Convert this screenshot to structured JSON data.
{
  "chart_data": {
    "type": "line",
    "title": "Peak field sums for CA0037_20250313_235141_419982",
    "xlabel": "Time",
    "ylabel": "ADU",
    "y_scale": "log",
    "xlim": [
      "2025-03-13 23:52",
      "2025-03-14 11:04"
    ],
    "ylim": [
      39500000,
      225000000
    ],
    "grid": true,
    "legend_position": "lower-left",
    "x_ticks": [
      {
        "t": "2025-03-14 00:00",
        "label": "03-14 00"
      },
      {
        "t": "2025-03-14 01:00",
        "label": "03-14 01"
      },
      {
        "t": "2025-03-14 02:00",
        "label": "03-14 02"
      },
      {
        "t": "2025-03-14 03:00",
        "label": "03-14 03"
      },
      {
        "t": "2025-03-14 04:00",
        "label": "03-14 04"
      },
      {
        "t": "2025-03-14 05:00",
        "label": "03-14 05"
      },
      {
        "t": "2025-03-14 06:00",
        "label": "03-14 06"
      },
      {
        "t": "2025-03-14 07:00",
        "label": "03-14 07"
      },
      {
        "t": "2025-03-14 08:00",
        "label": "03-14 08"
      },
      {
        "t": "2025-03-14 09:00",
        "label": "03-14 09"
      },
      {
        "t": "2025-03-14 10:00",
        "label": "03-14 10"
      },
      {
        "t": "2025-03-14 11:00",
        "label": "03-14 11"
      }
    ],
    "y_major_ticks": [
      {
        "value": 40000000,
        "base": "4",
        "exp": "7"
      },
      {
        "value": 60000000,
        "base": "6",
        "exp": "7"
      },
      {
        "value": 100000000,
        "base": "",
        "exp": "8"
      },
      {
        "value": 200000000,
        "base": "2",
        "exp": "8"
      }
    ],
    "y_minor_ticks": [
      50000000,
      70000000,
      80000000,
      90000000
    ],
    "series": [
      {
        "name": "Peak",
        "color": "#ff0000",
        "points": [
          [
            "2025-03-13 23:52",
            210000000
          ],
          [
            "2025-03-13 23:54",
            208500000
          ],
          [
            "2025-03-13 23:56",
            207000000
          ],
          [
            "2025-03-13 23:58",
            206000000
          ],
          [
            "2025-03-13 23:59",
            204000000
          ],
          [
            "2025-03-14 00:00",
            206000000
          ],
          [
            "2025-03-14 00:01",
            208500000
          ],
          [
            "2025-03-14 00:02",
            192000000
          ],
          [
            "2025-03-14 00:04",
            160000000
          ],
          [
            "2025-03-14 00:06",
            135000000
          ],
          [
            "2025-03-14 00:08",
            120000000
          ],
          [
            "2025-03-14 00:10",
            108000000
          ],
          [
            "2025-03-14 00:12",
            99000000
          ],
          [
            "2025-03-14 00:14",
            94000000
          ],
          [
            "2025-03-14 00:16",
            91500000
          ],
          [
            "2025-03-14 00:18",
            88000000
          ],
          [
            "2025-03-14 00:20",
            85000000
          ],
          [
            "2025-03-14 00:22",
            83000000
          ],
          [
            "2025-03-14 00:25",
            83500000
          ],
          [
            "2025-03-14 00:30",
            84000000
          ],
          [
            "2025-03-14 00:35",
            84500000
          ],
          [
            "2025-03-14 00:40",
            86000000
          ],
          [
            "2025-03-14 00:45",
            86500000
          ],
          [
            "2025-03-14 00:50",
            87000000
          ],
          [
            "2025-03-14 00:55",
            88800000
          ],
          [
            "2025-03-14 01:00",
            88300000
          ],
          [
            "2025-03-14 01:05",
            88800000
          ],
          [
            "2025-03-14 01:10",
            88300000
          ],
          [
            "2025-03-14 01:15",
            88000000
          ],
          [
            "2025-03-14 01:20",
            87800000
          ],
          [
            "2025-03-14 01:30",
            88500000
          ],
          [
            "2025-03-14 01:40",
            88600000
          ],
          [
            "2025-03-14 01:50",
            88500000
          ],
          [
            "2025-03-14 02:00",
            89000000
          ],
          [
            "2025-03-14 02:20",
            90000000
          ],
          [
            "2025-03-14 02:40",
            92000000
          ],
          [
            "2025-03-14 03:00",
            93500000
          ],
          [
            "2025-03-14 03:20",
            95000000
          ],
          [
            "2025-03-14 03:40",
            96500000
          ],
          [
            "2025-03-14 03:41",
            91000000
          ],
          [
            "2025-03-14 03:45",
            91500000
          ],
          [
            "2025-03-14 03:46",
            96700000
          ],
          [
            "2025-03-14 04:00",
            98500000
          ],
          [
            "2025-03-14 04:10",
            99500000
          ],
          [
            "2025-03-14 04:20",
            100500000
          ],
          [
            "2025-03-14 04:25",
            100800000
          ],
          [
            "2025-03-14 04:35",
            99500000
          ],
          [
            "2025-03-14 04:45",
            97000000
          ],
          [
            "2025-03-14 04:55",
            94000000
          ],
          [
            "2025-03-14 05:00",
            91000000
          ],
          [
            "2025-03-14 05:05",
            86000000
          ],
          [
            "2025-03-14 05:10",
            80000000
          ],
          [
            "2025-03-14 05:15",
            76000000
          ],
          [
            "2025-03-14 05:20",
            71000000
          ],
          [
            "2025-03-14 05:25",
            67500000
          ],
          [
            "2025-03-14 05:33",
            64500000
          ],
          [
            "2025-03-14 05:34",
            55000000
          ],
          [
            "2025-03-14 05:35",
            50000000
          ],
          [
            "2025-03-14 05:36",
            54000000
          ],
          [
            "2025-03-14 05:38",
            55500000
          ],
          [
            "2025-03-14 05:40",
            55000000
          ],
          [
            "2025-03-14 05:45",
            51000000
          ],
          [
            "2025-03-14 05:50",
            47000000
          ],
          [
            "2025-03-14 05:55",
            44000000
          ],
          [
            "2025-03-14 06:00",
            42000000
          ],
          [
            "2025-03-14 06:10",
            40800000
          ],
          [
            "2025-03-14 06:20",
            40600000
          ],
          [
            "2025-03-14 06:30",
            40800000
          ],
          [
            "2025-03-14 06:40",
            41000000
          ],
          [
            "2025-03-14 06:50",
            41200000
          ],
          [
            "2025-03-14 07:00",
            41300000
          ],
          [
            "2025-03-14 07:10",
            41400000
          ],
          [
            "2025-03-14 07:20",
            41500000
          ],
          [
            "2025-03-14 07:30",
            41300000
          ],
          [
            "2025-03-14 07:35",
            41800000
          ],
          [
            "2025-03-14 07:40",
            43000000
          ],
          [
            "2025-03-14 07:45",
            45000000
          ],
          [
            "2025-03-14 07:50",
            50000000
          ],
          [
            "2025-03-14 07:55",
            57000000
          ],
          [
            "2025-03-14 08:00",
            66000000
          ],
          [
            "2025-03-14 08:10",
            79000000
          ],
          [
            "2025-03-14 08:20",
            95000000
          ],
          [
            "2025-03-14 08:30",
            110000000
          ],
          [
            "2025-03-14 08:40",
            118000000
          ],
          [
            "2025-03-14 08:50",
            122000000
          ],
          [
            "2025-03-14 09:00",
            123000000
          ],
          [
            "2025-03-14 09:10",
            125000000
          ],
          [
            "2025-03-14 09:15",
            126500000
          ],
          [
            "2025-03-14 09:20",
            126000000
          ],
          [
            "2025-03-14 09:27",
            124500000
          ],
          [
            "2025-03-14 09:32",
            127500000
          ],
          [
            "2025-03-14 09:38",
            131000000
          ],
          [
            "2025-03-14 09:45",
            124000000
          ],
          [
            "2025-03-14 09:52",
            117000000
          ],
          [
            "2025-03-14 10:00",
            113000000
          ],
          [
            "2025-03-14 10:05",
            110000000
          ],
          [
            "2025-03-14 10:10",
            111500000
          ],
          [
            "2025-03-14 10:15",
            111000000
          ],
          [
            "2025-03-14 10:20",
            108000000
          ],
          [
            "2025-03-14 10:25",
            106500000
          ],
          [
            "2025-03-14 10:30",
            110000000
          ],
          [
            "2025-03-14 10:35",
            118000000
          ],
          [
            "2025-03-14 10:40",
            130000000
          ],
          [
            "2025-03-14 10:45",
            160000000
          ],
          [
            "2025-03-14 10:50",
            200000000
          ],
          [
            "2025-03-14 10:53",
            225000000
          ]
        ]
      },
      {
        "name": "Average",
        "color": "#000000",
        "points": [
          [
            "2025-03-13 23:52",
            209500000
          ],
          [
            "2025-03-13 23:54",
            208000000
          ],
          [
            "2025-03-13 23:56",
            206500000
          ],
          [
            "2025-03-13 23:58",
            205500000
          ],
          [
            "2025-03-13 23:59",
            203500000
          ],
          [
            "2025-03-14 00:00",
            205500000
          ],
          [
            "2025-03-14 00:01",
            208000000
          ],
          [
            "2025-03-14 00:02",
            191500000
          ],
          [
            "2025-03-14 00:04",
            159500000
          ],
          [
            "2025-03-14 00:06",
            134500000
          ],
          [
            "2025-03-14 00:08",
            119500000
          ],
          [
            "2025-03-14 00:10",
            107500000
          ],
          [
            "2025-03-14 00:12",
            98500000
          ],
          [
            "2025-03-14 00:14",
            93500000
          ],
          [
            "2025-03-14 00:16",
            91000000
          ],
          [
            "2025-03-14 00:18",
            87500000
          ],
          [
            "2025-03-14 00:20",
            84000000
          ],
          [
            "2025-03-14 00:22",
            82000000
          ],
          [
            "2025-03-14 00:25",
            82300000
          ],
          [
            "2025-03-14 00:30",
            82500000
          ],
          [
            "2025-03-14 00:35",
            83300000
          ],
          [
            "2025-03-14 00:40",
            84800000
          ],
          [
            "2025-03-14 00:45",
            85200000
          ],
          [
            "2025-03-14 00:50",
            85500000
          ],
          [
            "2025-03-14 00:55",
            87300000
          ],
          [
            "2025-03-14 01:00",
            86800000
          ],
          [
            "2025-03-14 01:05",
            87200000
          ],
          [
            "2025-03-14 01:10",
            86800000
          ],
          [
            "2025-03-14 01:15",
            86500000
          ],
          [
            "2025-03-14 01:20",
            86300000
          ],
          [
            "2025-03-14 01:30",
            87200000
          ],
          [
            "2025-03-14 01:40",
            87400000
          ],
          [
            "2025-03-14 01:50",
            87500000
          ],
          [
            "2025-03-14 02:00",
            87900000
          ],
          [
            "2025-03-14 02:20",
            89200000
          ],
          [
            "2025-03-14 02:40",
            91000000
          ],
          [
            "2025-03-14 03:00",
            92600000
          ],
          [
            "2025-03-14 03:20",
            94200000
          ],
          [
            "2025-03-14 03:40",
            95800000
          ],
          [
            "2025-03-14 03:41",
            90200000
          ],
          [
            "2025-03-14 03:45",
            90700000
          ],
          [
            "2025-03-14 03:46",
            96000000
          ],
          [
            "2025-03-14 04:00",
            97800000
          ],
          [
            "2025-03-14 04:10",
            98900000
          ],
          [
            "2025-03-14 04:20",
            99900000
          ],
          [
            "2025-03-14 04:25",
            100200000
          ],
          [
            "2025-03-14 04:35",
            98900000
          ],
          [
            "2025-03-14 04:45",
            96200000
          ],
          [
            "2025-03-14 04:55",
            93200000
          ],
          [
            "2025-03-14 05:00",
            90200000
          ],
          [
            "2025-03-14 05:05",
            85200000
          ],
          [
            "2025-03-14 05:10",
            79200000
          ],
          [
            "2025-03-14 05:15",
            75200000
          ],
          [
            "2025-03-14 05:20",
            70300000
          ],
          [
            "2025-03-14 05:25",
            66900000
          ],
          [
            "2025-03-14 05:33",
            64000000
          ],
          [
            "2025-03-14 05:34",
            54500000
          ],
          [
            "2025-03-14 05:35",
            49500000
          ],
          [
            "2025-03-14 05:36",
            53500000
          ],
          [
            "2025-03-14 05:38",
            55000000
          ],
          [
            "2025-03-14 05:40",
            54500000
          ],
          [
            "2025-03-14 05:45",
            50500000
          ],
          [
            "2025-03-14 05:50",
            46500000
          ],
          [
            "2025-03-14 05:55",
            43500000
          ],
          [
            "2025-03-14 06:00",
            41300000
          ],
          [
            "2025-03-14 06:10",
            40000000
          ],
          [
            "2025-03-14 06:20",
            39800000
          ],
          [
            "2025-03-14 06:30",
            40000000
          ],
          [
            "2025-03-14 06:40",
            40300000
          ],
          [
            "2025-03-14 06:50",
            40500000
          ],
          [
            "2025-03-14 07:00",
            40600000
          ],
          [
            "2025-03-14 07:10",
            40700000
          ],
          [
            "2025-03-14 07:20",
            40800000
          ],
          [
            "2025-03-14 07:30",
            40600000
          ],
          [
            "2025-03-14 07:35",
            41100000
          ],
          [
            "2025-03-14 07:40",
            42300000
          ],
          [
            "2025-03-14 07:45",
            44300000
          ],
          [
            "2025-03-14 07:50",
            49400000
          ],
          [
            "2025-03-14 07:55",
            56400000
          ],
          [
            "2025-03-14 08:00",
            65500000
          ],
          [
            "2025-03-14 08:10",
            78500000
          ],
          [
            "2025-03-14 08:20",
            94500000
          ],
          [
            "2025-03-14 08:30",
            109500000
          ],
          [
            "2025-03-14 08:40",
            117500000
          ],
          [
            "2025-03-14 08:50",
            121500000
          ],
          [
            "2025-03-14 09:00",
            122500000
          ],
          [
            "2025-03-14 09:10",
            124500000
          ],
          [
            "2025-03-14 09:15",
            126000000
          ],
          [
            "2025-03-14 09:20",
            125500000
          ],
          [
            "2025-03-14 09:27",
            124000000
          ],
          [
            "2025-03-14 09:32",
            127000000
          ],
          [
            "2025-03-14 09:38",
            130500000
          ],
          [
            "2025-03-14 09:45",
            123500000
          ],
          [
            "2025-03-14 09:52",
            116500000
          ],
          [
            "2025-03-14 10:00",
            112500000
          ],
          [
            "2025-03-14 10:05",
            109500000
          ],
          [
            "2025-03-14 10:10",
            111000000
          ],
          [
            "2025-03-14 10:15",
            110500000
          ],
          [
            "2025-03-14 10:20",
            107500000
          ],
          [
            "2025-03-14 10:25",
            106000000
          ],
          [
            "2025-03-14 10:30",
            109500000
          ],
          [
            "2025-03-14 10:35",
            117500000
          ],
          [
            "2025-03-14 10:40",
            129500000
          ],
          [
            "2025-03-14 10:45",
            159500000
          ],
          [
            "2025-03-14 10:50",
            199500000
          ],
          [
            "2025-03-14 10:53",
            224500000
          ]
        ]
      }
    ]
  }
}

» JOB
Locate the word "value" in the records and collect each line it appears in.

» COMPLETED TASK
        "value": 40000000,
        "value": 60000000,
        "value": 100000000,
        "value": 200000000,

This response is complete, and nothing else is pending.